- TASK ITEM -
Your answer should repeat every line of the records below in which the word "Kredit" appears.

(Page content transcription data)
□ □ □ □
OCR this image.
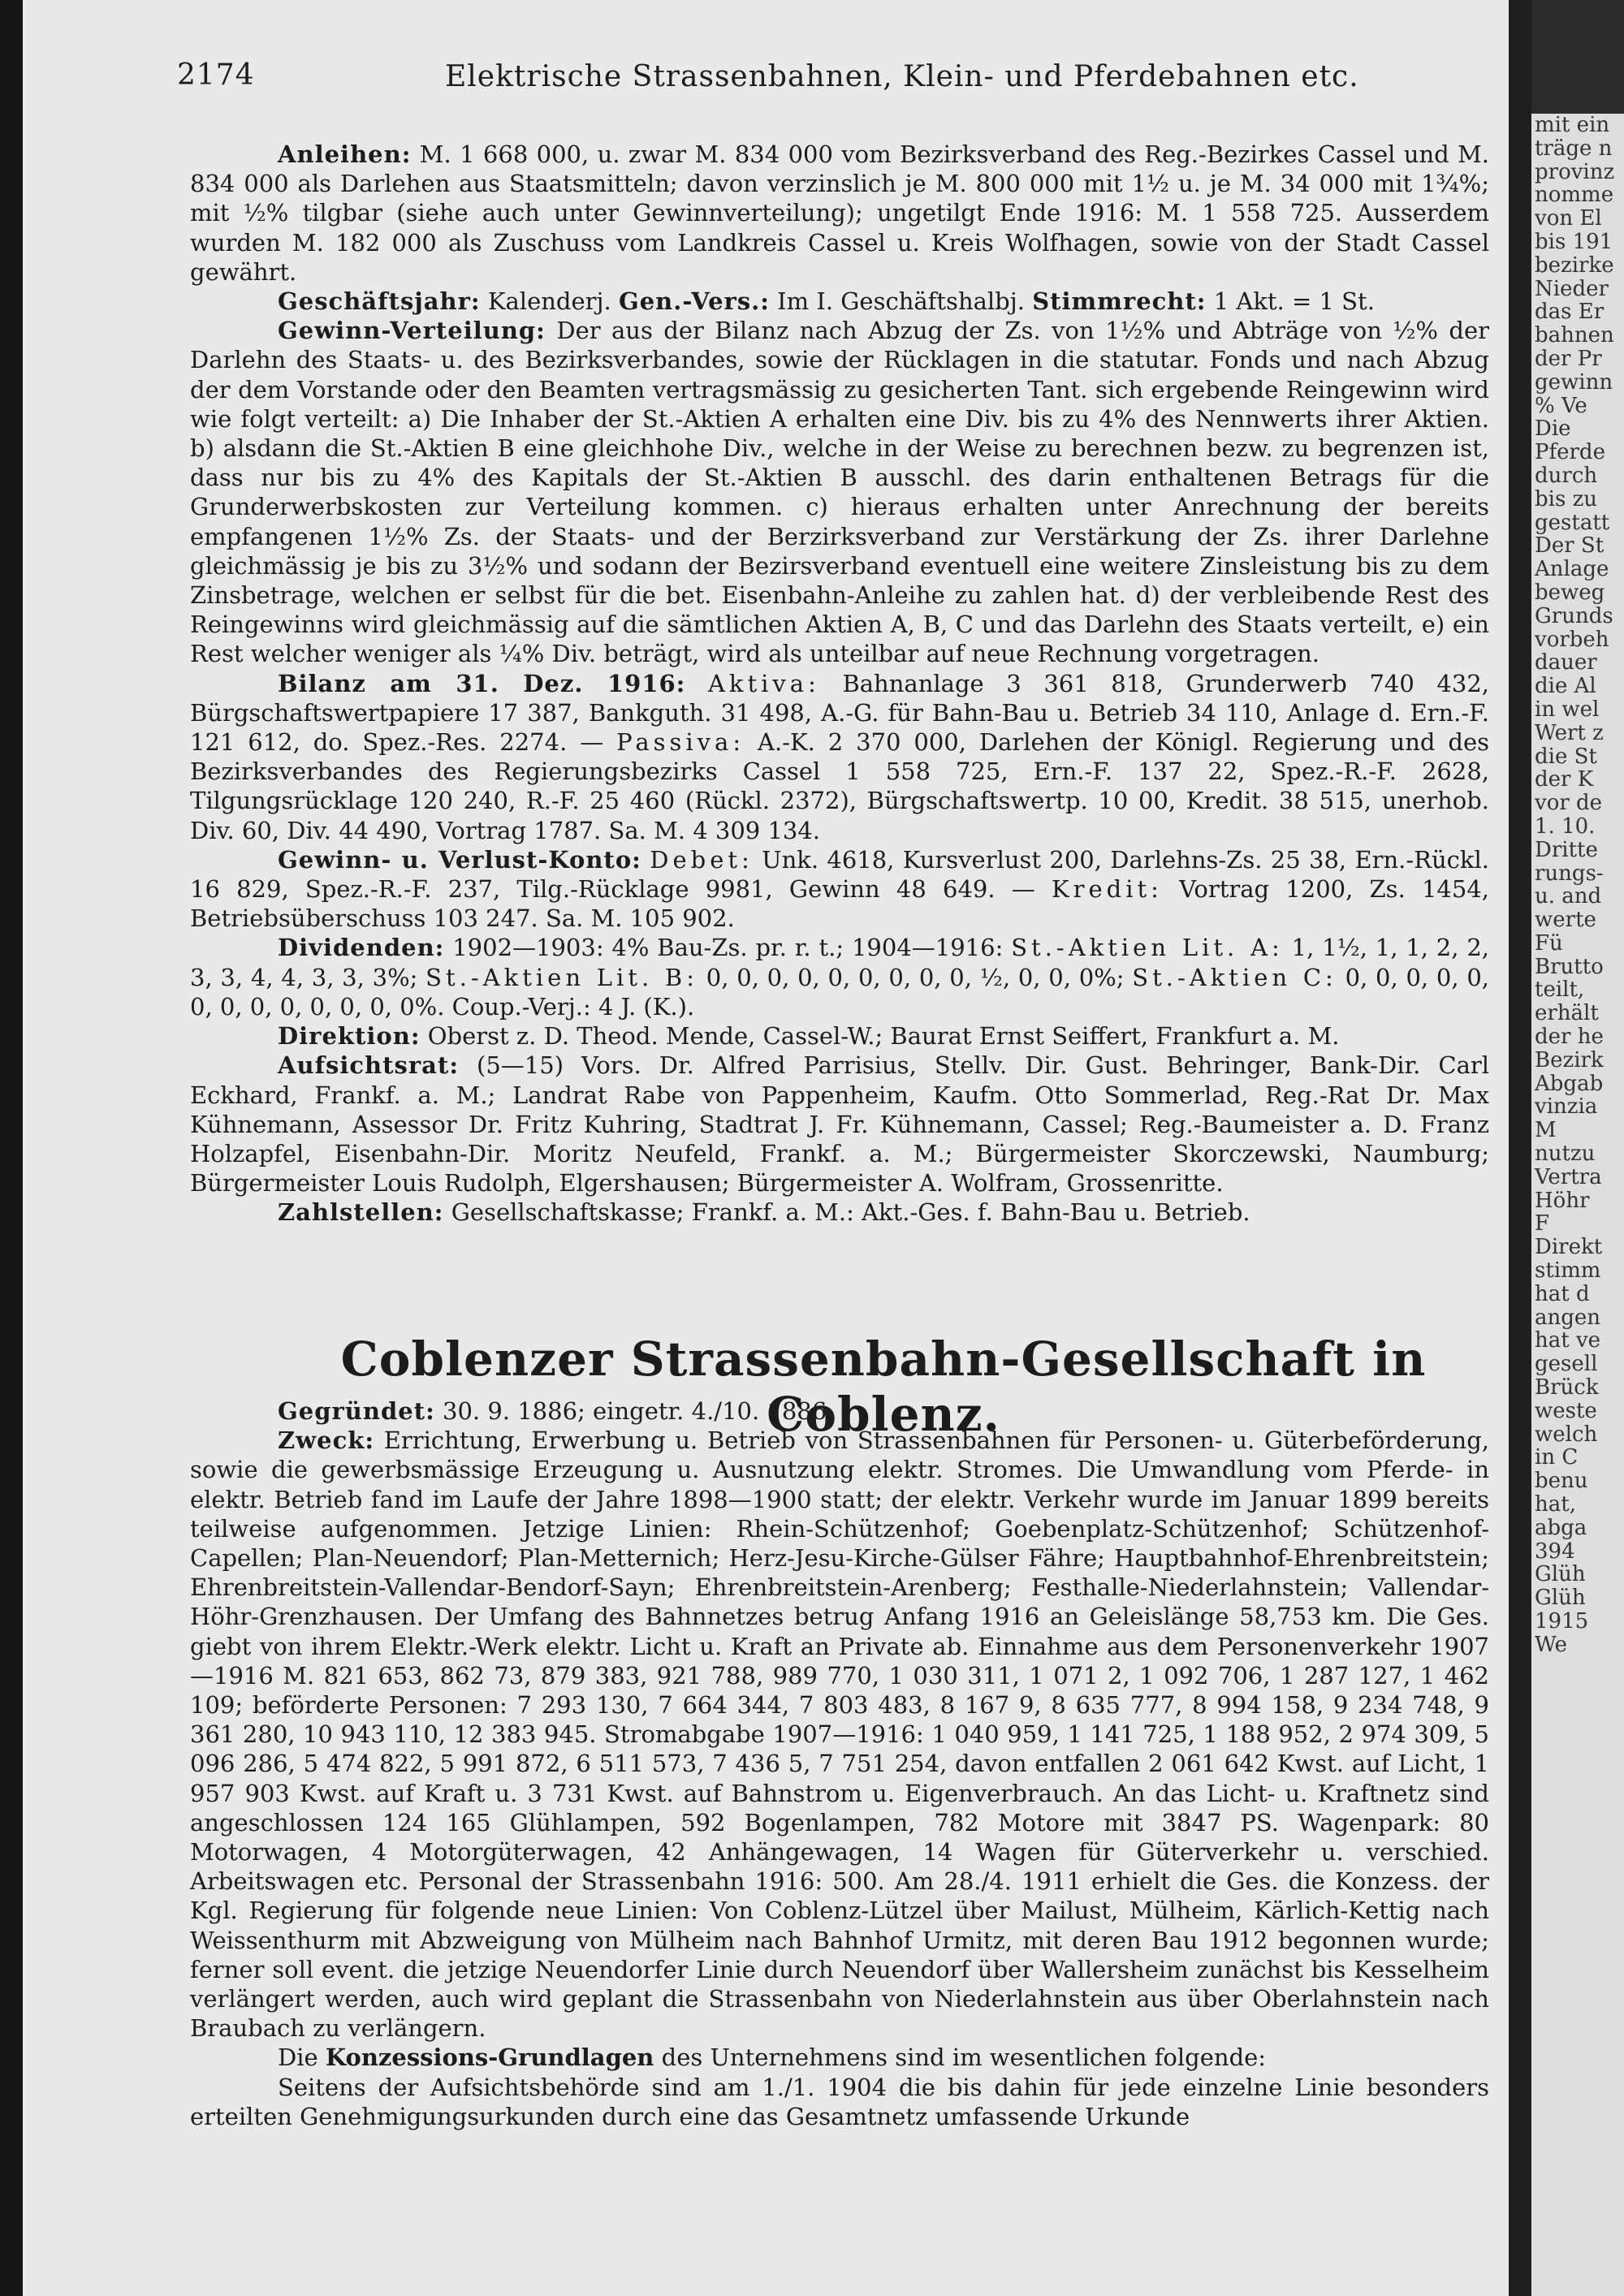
2174	Elektrische Strassenbahnen, Klein- und Pferdebahnen etc.

Anleihen: M. 1 668 000, u. zwar M. 834 000 vom Bezirksverband des Reg.-Bezirkes Cassel und M. 834 000 als Darlehen aus Staatsmitteln; davon verzinslich je M. 800 000 mit 1½ u. je M. 34 000 mit 1¾%; mit ½% tilgbar (siehe auch unter Gewinnverteilung); ungetilgt Ende 1916: M. 1 558 725. Ausserdem wurden M. 182 000 als Zuschuss vom Landkreis Cassel u. Kreis Wolfhagen, sowie von der Stadt Cassel gewährt.

Geschäftsjahr: Kalenderj. Gen.-Vers.: Im I. Geschäftshalbj. Stimmrecht: 1 Akt. = 1 St.

Gewinn-Verteilung: Der aus der Bilanz nach Abzug der Zs. von 1½% und Abträge von ½% der Darlehn des Staats- u. des Bezirksverbandes, sowie der Rücklagen in die statutar. Fonds und nach Abzug der dem Vorstande oder den Beamten vertragsmässig zu gesicherten Tant. sich ergebende Reingewinn wird wie folgt verteilt: a) Die Inhaber der St.-Aktien A erhalten eine Div. bis zu 4% des Nennwerts ihrer Aktien. b) alsdann die St.-Aktien B eine gleichhohe Div., welche in der Weise zu berechnen bezw. zu begrenzen ist, dass nur bis zu 4% des Kapitals der St.-Aktien B ausschl. des darin enthaltenen Betrags für die Grunderwerbskosten zur Verteilung kommen. c) hieraus erhalten unter Anrechnung der bereits empfangenen 1½% Zs. der Staats- und der Berzirksverband zur Verstärkung der Zs. ihrer Darlehne gleichmässig je bis zu 3½% und sodann der Bezirsverband eventuell eine weitere Zinsleistung bis zu dem Zinsbetrage, welchen er selbst für die bet. Eisenbahn-Anleihe zu zahlen hat. d) der verbleibende Rest des Reingewinns wird gleichmässig auf die sämtlichen Aktien A, B, C und das Darlehn des Staats verteilt, e) ein Rest welcher weniger als ¼% Div. beträgt, wird als unteilbar auf neue Rechnung vorgetragen.

Bilanz am 31. Dez. 1916: Aktiva: Bahnanlage 3 361 818, Grunderwerb 740 432, Bürgschaftswertpapiere 17 387, Bankguth. 31 498, A.-G. für Bahn-Bau u. Betrieb 34 110, Anlage d. Ern.-F. 121 612, do. Spez.-Res. 2274. — Passiva: A.-K. 2 370 000, Darlehen der Königl. Regierung und des Bezirksverbandes des Regierungsbezirks Cassel 1 558 725, Ern.-F. 137 22, Spez.-R.-F. 2628, Tilgungsrücklage 120 240, R.-F. 25 460 (Rückl. 2372), Bürgschaftswertp. 10 00, Kredit. 38 515, unerhob. Div. 60, Div. 44 490, Vortrag 1787. Sa. M. 4 309 134.

Gewinn- u. Verlust-Konto: Debet: Unk. 4618, Kursverlust 200, Darlehns-Zs. 25 38, Ern.-Rückl. 16 829, Spez.-R.-F. 237, Tilg.-Rücklage 9981, Gewinn 48 649. — Kredit: Vortrag 1200, Zs. 1454, Betriebsüberschuss 103 247. Sa. M. 105 902.

Dividenden: 1902—1903: 4% Bau-Zs. pr. r. t.; 1904—1916: St.-Aktien Lit. A: 1, 1½, 1, 1, 2, 2, 3, 3, 4, 4, 3, 3, 3%; St.-Aktien Lit. B: 0, 0, 0, 0, 0, 0, 0, 0, 0, ½, 0, 0, 0%; St.-Aktien C: 0, 0, 0, 0, 0, 0, 0, 0, 0, 0, 0, 0, 0%. Coup.-Verj.: 4 J. (K.).

Direktion: Oberst z. D. Theod. Mende, Cassel-W.; Baurat Ernst Seiffert, Frankfurt a. M.

Aufsichtsrat: (5—15) Vors. Dr. Alfred Parrisius, Stellv. Dir. Gust. Behringer, Bank-Dir. Carl Eckhard, Frankf. a. M.; Landrat Rabe von Pappenheim, Kaufm. Otto Sommerlad, Reg.-Rat Dr. Max Kühnemann, Assessor Dr. Fritz Kuhring, Stadtrat J. Fr. Kühnemann, Cassel; Reg.-Baumeister a. D. Franz Holzapfel, Eisenbahn-Dir. Moritz Neufeld, Frankf. a. M.; Bürgermeister Skorczewski, Naumburg; Bürgermeister Louis Rudolph, Elgershausen; Bürgermeister A. Wolfram, Grossenritte.

Zahlstellen: Gesellschaftskasse; Frankf. a. M.: Akt.-Ges. f. Bahn-Bau u. Betrieb.

Coblenzer Strassenbahn-Gesellschaft in Coblenz.

Gegründet: 30. 9. 1886; eingetr. 4./10. 1886.

Zweck: Errichtung, Erwerbung u. Betrieb von Strassenbahnen für Personen- u. Güterbeförderung, sowie die gewerbsmässige Erzeugung u. Ausnutzung elektr. Stromes. Die Umwandlung vom Pferde- in elektr. Betrieb fand im Laufe der Jahre 1898—1900 statt; der elektr. Verkehr wurde im Januar 1899 bereits teilweise aufgenommen. Jetzige Linien: Rhein-Schützenhof; Goebenplatz-Schützenhof; Schützenhof-Capellen; Plan-Neuendorf; Plan-Metternich; Herz-Jesu-Kirche-Gülser Fähre; Hauptbahnhof-Ehrenbreitstein; Ehrenbreitstein-Vallendar-Bendorf-Sayn; Ehrenbreitstein-Arenberg; Festhalle-Niederlahnstein; Vallendar-Höhr-Grenzhausen. Der Umfang des Bahnnetzes betrug Anfang 1916 an Geleislänge 58,753 km. Die Ges. giebt von ihrem Elektr.-Werk elektr. Licht u. Kraft an Private ab. Einnahme aus dem Personenverkehr 1907—1916 M. 821 653, 862 73, 879 383, 921 788, 989 770, 1 030 311, 1 071 2, 1 092 706, 1 287 127, 1 462 109; beförderte Personen: 7 293 130, 7 664 344, 7 803 483, 8 167 9, 8 635 777, 8 994 158, 9 234 748, 9 361 280, 10 943 110, 12 383 945. Stromabgabe 1907—1916: 1 040 959, 1 141 725, 1 188 952, 2 974 309, 5 096 286, 5 474 822, 5 991 872, 6 511 573, 7 436 5, 7 751 254, davon entfallen 2 061 642 Kwst. auf Licht, 1 957 903 Kwst. auf Kraft u. 3 731 Kwst. auf Bahnstrom u. Eigenverbrauch. An das Licht- u. Kraftnetz sind angeschlossen 124 165 Glühlampen, 592 Bogenlampen, 782 Motore mit 3847 PS. Wagenpark: 80 Motorwagen, 4 Motorgüterwagen, 42 Anhängewagen, 14 Wagen für Güterverkehr u. verschied. Arbeitswagen etc. Personal der Strassenbahn 1916: 500. Am 28./4. 1911 erhielt die Ges. die Konzess. der Kgl. Regierung für folgende neue Linien: Von Coblenz-Lützel über Mailust, Mülheim, Kärlich-Kettig nach Weissenthurm mit Abzweigung von Mülheim nach Bahnhof Urmitz, mit deren Bau 1912 begonnen wurde; ferner soll event. die jetzige Neuendorfer Linie durch Neuendorf über Wallersheim zunächst bis Kesselheim verlängert werden, auch wird geplant die Strassenbahn von Niederlahnstein aus über Oberlahnstein nach Braubach zu verlängern.

Die Konzessions-Grundlagen des Unternehmens sind im wesentlichen folgende:

Seitens der Aufsichtsbehörde sind am 1./1. 1904 die bis dahin für jede einzelne Linie besonders erteilten Genehmigungsurkunden durch eine das Gesamtnetz umfassende Urkunde

mit ein
träge n
provinz
nomme
von El
bis 191
bezirke
Nieder
das Er
bahnen
der Pr
gewinn
% Ve
Die
Pferde
durch
bis zu
gestatt
Der St
Anlage
beweg
Grunds
vorbeh
dauer
die Al
in wel
Wert z
die St
der K
vor de
1. 10.
Dritte
rungs-
u. and
werte
Fü
Brutto
teilt,
erhält
der he
Bezirk
Abgab
vinzia
M
nutzu
Vertra
Höhr
F
Direkt
stimm
hat d
angen
hat ve
gesell
Brück
weste
welch
in C
benu
hat,
abga
394
Glüh
Glüh
1915
We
□ □ □ □
- ANSWER BOX -
Bilanz am 31. Dez. 1916: Aktiva: Bahnanlage 3 361 818, Grunderwerb 740 432, Bürgschaftswertpapiere 17 387, Bankguth. 31 498, A.-G. für Bahn-Bau u. Betrieb 34 110, Anlage d. Ern.-F. 121 612, do. Spez.-Res. 2274. — Passiva: A.-K. 2 370 000, Darlehen der Königl. Regierung und des Bezirksverbandes des Regierungsbezirks Cassel 1 558 725, Ern.-F. 137 22, Spez.-R.-F. 2628, Tilgungsrücklage 120 240, R.-F. 25 460 (Rückl. 2372), Bürgschaftswertp. 10 00, Kredit. 38 515, unerhob. Div. 60, Div. 44 490, Vortrag 1787. Sa. M. 4 309 134.
Gewinn- u. Verlust-Konto: Debet: Unk. 4618, Kursverlust 200, Darlehns-Zs. 25 38, Ern.-Rückl. 16 829, Spez.-R.-F. 237, Tilg.-Rücklage 9981, Gewinn 48 649. — Kredit: Vortrag 1200, Zs. 1454, Betriebsüberschuss 103 247. Sa. M. 105 902.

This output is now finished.